**Goal:**
Please express the items below as a JSON list of strings, one string for each line, leaving out any blank lines.

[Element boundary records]
+++

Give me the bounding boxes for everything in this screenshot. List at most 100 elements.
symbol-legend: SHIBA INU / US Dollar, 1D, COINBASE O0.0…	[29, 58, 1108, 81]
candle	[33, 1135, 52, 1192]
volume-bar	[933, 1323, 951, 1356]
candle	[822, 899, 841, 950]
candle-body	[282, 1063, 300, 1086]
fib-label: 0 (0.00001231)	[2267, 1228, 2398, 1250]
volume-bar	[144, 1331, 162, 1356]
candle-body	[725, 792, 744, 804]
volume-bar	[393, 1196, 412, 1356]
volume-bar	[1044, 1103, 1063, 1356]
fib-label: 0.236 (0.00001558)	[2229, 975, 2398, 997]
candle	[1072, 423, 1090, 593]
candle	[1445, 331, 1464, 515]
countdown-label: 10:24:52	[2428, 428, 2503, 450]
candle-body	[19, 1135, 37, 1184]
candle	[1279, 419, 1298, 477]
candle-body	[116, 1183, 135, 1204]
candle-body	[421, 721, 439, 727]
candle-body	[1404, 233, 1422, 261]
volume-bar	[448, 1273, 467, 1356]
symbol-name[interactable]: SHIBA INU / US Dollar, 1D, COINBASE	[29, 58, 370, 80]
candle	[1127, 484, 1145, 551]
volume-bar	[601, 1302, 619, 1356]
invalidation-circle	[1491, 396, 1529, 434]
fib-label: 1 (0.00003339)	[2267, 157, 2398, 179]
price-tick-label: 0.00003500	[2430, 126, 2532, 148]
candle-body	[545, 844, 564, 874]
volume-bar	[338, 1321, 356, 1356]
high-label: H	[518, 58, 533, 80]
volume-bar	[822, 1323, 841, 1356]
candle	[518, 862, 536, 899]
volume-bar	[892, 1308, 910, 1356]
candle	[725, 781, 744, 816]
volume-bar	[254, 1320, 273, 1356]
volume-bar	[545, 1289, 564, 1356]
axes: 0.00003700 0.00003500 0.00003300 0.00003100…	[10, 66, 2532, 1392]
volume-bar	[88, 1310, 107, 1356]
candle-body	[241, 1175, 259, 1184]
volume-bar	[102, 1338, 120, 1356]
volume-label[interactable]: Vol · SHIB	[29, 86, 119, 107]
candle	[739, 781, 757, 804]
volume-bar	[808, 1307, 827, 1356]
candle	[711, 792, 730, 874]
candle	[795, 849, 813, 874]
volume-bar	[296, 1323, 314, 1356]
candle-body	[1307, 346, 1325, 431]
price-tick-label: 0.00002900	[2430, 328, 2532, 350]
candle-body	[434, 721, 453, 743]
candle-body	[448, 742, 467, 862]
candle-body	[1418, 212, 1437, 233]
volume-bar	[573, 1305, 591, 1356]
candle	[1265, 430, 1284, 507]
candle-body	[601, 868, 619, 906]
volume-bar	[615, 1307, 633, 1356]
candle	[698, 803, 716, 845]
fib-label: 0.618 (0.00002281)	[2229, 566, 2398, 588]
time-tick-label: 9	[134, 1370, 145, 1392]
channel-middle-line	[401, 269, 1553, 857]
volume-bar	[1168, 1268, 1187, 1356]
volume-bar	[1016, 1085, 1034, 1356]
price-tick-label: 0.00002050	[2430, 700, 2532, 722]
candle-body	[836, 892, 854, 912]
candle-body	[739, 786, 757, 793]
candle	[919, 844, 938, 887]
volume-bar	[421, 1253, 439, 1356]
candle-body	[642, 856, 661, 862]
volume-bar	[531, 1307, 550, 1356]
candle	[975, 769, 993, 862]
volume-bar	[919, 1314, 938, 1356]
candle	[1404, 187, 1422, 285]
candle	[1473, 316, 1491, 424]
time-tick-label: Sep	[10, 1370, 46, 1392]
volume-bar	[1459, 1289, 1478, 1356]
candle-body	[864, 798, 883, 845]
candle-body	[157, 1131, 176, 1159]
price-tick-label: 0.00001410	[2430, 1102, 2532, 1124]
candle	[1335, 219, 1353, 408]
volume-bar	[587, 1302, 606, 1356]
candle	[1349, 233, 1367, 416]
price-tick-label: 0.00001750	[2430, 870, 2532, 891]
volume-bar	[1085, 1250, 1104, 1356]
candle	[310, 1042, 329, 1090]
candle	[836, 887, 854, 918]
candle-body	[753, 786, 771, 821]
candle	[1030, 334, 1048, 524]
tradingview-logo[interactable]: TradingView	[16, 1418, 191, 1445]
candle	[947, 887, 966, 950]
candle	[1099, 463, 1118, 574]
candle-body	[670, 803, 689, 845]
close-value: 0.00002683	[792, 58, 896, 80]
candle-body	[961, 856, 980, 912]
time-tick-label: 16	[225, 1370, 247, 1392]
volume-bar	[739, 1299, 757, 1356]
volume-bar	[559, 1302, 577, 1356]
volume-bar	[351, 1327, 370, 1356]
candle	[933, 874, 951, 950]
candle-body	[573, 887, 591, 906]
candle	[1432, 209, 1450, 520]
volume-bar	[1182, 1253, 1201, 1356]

+++

**Result of this exercise:**
[
  "Give me the bounding boxes for everything in this screenshot. List at most 100 elements.",
  "symbol-legend: SHIBA INU / US Dollar, 1D, COINBASE O0.0…\t[29, 58, 1108, 81]",
  "candle\t[33, 1135, 52, 1192]",
  "volume-bar\t[933, 1323, 951, 1356]",
  "candle\t[822, 899, 841, 950]",
  "candle-body\t[282, 1063, 300, 1086]",
  "fib-label: 0 (0.00001231)\t[2267, 1228, 2398, 1250]",
  "volume-bar\t[144, 1331, 162, 1356]",
  "candle-body\t[725, 792, 744, 804]",
  "volume-bar\t[393, 1196, 412, 1356]",
  "volume-bar\t[1044, 1103, 1063, 1356]",
  "fib-label: 0.236 (0.00001558)\t[2229, 975, 2398, 997]",
  "candle\t[1072, 423, 1090, 593]",
  "candle\t[1445, 331, 1464, 515]",
  "countdown-label: 10:24:52\t[2428, 428, 2503, 450]",
  "candle-body\t[19, 1135, 37, 1184]",
  "candle\t[1279, 419, 1298, 477]",
  "candle-body\t[116, 1183, 135, 1204]",
  "candle-body\t[421, 721, 439, 727]",
  "candle-body\t[1404, 233, 1422, 261]",
  "volume-bar\t[448, 1273, 467, 1356]",
  "symbol-name[interactable]: SHIBA INU / US Dollar, 1D, COINBASE\t[29, 58, 370, 80]",
  "candle\t[1127, 484, 1145, 551]",
  "volume-bar\t[601, 1302, 619, 1356]",
  "invalidation-circle\t[1491, 396, 1529, 434]",
  "fib-label: 1 (0.00003339)\t[2267, 157, 2398, 179]",
  "price-tick-label: 0.00003500\t[2430, 126, 2532, 148]",
  "candle-body\t[545, 844, 564, 874]",
  "volume-bar\t[338, 1321, 356, 1356]",
  "high-label: H\t[518, 58, 533, 80]",
  "volume-bar\t[822, 1323, 841, 1356]",
  "candle\t[518, 862, 536, 899]",
  "volume-bar\t[892, 1308, 910, 1356]",
  "candle\t[725, 781, 744, 816]",
  "volume-bar\t[254, 1320, 273, 1356]",
  "volume-bar\t[545, 1289, 564, 1356]",
  "axes: 0.00003700 0.00003500 0.00003300 0.00003100…\t[10, 66, 2532, 1392]",
  "volume-bar\t[88, 1310, 107, 1356]",
  "candle-body\t[241, 1175, 259, 1184]",
  "volume-bar\t[102, 1338, 120, 1356]",
  "volume-label[interactable]: Vol · SHIB\t[29, 86, 119, 107]",
  "candle\t[739, 781, 757, 804]",
  "volume-bar\t[808, 1307, 827, 1356]",
  "candle\t[711, 792, 730, 874]",
  "candle\t[795, 849, 813, 874]",
  "volume-bar\t[296, 1323, 314, 1356]",
  "candle-body\t[1307, 346, 1325, 431]",
  "price-tick-label: 0.00002900\t[2430, 328, 2532, 350]",
  "candle-body\t[434, 721, 453, 743]",
  "candle-body\t[448, 742, 467, 862]",
  "candle-body\t[1418, 212, 1437, 233]",
  "volume-bar\t[573, 1305, 591, 1356]",
  "candle\t[1265, 430, 1284, 507]",
  "candle-body\t[601, 868, 619, 906]",
  "volume-bar\t[615, 1307, 633, 1356]",
  "candle\t[698, 803, 716, 845]",
  "fib-label: 0.618 (0.00002281)\t[2229, 566, 2398, 588]",
  "time-tick-label: 9\t[134, 1370, 145, 1392]",
  "channel-middle-line\t[401, 269, 1553, 857]",
  "volume-bar\t[1168, 1268, 1187, 1356]",
  "volume-bar\t[1016, 1085, 1034, 1356]",
  "price-tick-label: 0.00002050\t[2430, 700, 2532, 722]",
  "candle-body\t[836, 892, 854, 912]",
  "candle-body\t[739, 786, 757, 793]",
  "candle\t[919, 844, 938, 887]",
  "volume-bar\t[421, 1253, 439, 1356]",
  "candle-body\t[642, 856, 661, 862]",
  "volume-bar\t[531, 1307, 550, 1356]",
  "candle\t[975, 769, 993, 862]",
  "volume-bar\t[919, 1314, 938, 1356]",
  "candle\t[1404, 187, 1422, 285]",
  "candle\t[1473, 316, 1491, 424]",
  "time-tick-label: Sep\t[10, 1370, 46, 1392]",
  "volume-bar\t[1459, 1289, 1478, 1356]",
  "candle-body\t[864, 798, 883, 845]",
  "candle-body\t[157, 1131, 176, 1159]",
  "price-tick-label: 0.00001410\t[2430, 1102, 2532, 1124]",
  "candle\t[1335, 219, 1353, 408]",
  "volume-bar\t[587, 1302, 606, 1356]",
  "candle\t[1349, 233, 1367, 416]",
  "price-tick-label: 0.00001750\t[2430, 870, 2532, 891]",
  "volume-bar\t[1085, 1250, 1104, 1356]",
  "candle\t[310, 1042, 329, 1090]",
  "candle\t[836, 887, 854, 918]",
  "candle-body\t[753, 786, 771, 821]",
  "candle\t[1030, 334, 1048, 524]",
  "tradingview-logo[interactable]: TradingView\t[16, 1418, 191, 1445]",
  "candle\t[947, 887, 966, 950]",
  "candle\t[1099, 463, 1118, 574]",
  "candle-body\t[670, 803, 689, 845]",
  "close-value: 0.00002683\t[792, 58, 896, 80]",
  "candle-body\t[961, 856, 980, 912]",
  "time-tick-label: 16\t[225, 1370, 247, 1392]",
  "volume-bar\t[739, 1299, 757, 1356]",
  "volume-bar\t[559, 1302, 577, 1356]",
  "volume-bar\t[351, 1327, 370, 1356]",
  "candle\t[933, 874, 951, 950]",
  "candle-body\t[573, 887, 591, 906]",
  "candle\t[1432, 209, 1450, 520]",
  "volume-bar\t[1182, 1253, 1201, 1356]"
]